Scan the data below for the string "LOCATION". Copy every line where it appears.
══════
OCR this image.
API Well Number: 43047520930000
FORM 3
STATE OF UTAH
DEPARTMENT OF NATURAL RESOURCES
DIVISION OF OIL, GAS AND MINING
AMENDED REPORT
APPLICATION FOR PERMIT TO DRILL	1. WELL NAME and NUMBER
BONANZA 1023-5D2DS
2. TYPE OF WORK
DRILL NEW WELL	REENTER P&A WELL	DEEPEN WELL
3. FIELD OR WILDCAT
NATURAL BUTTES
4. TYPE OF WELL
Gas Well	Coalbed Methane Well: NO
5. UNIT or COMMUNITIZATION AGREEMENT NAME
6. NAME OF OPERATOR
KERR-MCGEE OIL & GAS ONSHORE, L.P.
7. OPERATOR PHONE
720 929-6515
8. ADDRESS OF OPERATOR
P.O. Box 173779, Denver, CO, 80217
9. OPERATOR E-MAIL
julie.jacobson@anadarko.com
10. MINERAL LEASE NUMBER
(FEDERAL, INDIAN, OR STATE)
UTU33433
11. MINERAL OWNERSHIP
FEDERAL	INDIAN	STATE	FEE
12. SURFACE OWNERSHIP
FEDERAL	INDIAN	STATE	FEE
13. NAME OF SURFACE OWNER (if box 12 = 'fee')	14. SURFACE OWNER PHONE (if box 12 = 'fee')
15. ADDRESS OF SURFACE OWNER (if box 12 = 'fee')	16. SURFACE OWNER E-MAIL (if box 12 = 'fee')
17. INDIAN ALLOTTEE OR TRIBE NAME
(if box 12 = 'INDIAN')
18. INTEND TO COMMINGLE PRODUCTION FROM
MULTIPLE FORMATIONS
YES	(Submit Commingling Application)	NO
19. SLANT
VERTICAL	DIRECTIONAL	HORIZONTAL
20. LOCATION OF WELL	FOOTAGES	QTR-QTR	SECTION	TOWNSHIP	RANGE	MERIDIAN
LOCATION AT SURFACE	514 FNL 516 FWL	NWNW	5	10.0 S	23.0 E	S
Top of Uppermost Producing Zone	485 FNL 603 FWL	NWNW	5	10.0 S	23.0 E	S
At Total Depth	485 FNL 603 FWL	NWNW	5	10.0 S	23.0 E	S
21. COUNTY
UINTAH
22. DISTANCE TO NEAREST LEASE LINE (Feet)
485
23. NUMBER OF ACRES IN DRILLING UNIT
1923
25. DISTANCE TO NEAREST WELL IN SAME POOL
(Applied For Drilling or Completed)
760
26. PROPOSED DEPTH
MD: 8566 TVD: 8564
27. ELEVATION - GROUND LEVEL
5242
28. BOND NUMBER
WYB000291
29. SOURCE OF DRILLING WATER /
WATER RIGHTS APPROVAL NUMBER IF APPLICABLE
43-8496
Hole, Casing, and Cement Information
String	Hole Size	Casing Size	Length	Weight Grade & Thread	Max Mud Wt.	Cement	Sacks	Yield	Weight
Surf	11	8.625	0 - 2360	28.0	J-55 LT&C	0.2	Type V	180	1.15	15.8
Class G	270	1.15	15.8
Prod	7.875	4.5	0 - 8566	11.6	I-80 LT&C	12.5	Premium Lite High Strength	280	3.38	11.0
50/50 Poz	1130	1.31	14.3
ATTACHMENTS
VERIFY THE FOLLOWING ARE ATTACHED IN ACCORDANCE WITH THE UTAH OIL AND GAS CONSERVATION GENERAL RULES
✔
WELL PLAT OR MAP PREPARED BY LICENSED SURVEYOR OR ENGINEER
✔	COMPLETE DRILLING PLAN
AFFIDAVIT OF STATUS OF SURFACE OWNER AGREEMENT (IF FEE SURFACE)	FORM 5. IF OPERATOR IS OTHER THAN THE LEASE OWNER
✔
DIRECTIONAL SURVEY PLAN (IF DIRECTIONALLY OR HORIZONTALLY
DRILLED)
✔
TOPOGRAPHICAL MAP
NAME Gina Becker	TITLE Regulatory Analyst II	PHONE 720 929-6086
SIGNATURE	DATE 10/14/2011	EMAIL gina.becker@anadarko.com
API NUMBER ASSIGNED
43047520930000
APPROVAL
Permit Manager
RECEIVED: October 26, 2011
══════
Response below:
20. LOCATION OF WELL	FOOTAGES	QTR-QTR	SECTION	TOWNSHIP	RANGE	MERIDIAN
LOCATION AT SURFACE	514 FNL 516 FWL	NWNW	5	10.0 S	23.0 E	S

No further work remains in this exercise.